● **Exercise details**
Identify each line containing the word "color" and copy it.

● **Dataset content**
********

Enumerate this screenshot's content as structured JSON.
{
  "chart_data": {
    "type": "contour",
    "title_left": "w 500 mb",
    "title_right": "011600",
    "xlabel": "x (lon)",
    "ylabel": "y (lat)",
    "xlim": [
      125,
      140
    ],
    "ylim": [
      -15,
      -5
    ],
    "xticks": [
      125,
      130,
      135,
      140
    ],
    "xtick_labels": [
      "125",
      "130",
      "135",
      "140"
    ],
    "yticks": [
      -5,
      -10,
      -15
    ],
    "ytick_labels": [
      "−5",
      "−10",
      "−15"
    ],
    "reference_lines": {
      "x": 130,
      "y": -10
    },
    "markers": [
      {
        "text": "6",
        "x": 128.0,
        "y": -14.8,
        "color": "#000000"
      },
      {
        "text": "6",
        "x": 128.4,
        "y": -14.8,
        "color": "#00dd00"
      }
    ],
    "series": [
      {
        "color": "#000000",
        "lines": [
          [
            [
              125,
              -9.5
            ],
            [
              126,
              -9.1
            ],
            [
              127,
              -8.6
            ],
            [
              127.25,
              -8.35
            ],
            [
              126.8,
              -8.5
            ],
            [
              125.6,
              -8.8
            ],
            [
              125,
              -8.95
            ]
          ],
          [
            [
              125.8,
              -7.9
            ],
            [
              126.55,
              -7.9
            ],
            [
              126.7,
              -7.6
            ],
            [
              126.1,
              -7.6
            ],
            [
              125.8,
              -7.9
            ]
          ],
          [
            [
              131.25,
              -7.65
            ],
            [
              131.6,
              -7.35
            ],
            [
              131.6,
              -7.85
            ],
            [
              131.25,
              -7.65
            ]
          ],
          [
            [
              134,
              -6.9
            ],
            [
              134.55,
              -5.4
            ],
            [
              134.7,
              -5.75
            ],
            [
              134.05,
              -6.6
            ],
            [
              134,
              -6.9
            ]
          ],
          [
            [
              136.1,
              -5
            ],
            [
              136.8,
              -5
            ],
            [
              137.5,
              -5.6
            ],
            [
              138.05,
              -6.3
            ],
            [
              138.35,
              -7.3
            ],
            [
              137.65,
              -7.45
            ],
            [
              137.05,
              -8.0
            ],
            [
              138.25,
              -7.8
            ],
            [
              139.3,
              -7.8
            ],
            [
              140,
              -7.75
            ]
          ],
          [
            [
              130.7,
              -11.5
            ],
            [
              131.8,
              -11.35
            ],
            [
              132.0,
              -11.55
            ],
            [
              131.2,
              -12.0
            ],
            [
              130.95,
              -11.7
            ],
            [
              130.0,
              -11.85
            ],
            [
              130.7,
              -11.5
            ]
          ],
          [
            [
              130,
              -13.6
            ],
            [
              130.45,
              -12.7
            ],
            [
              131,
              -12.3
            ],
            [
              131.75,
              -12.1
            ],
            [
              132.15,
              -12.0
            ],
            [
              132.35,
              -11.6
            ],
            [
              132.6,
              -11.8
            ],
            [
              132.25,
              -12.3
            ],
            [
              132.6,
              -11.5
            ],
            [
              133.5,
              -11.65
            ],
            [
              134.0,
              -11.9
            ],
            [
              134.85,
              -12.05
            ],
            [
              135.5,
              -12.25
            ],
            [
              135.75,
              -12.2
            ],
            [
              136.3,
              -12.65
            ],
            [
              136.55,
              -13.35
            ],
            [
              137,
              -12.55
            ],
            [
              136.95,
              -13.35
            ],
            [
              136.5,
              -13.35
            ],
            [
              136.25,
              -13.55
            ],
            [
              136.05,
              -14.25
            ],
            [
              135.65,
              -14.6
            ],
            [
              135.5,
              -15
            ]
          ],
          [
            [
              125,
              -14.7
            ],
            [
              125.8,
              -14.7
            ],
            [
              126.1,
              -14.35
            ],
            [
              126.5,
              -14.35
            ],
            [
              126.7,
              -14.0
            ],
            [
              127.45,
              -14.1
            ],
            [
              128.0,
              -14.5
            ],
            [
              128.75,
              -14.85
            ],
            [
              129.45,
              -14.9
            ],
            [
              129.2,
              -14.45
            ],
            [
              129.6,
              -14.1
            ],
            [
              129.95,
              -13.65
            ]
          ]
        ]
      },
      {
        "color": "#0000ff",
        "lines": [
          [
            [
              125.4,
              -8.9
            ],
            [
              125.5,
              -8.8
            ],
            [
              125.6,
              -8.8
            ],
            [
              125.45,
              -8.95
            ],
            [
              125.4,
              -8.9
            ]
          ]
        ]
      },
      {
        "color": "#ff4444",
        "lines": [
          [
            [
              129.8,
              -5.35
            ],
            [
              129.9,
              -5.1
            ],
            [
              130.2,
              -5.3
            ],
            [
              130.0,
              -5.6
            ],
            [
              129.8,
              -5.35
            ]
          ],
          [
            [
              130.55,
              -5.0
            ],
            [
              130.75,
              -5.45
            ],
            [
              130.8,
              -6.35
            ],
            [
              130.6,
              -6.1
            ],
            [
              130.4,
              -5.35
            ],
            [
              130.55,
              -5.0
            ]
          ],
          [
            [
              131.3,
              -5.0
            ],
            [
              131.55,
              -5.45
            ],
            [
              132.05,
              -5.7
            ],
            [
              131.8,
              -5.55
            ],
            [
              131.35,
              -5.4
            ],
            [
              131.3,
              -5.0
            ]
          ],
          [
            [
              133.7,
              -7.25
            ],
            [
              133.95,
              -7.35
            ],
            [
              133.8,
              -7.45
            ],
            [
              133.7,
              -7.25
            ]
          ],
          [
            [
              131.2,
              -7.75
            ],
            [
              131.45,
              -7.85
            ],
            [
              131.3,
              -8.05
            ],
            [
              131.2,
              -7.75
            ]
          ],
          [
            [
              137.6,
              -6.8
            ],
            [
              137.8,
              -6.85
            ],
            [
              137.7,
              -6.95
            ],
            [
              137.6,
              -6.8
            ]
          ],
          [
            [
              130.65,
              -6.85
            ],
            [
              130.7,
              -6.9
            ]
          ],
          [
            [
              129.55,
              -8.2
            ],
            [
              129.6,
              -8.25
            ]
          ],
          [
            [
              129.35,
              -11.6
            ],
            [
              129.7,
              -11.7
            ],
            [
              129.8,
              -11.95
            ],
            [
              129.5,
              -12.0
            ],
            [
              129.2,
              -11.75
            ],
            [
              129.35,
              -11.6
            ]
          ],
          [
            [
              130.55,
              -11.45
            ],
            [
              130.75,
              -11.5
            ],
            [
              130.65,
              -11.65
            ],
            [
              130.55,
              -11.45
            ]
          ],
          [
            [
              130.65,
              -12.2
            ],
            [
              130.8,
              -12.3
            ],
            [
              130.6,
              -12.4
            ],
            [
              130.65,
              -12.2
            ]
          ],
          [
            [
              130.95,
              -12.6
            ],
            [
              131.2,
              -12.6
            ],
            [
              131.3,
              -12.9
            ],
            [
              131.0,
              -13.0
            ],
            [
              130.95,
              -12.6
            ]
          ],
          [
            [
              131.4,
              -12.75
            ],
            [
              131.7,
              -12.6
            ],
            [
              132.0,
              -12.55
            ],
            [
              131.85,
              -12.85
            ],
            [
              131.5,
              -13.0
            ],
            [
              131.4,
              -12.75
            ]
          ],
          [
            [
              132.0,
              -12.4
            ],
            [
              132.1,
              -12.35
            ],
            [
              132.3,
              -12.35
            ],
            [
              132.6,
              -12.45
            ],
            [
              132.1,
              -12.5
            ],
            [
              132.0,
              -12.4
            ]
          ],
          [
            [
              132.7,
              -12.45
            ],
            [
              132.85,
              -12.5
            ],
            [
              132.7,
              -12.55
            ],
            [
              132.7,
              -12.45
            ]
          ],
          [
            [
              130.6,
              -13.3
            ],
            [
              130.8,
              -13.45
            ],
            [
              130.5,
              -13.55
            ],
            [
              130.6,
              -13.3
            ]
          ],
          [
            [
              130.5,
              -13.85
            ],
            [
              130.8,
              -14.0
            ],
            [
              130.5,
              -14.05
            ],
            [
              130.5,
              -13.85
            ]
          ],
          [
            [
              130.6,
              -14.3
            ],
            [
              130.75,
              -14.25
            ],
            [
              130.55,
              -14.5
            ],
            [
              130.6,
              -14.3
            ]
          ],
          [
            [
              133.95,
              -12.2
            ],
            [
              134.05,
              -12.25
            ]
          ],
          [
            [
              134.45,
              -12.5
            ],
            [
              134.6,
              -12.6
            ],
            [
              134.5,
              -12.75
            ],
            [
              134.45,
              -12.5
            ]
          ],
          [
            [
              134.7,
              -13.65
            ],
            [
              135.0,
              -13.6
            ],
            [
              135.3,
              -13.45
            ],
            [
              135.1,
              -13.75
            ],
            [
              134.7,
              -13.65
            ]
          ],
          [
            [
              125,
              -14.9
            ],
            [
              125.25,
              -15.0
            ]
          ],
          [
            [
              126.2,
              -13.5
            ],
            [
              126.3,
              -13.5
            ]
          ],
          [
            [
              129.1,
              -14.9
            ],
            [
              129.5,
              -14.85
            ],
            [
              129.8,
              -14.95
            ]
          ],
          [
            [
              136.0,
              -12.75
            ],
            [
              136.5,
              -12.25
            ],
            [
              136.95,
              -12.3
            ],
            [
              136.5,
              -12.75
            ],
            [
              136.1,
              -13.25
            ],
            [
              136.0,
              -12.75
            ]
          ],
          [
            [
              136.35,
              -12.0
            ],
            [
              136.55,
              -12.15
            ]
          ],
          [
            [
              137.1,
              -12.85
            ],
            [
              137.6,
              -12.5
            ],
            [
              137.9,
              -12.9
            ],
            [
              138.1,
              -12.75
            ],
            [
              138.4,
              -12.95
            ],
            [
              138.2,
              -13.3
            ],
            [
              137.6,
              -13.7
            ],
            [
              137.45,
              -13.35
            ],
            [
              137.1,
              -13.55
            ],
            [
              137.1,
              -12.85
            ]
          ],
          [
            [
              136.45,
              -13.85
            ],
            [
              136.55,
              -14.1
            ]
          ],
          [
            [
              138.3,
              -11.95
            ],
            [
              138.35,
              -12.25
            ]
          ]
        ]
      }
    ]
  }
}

********

● **Full response**
        "color": "#000000"
        "color": "#00dd00"
        "color": "#000000",
        "color": "#0000ff",
        "color": "#ff4444",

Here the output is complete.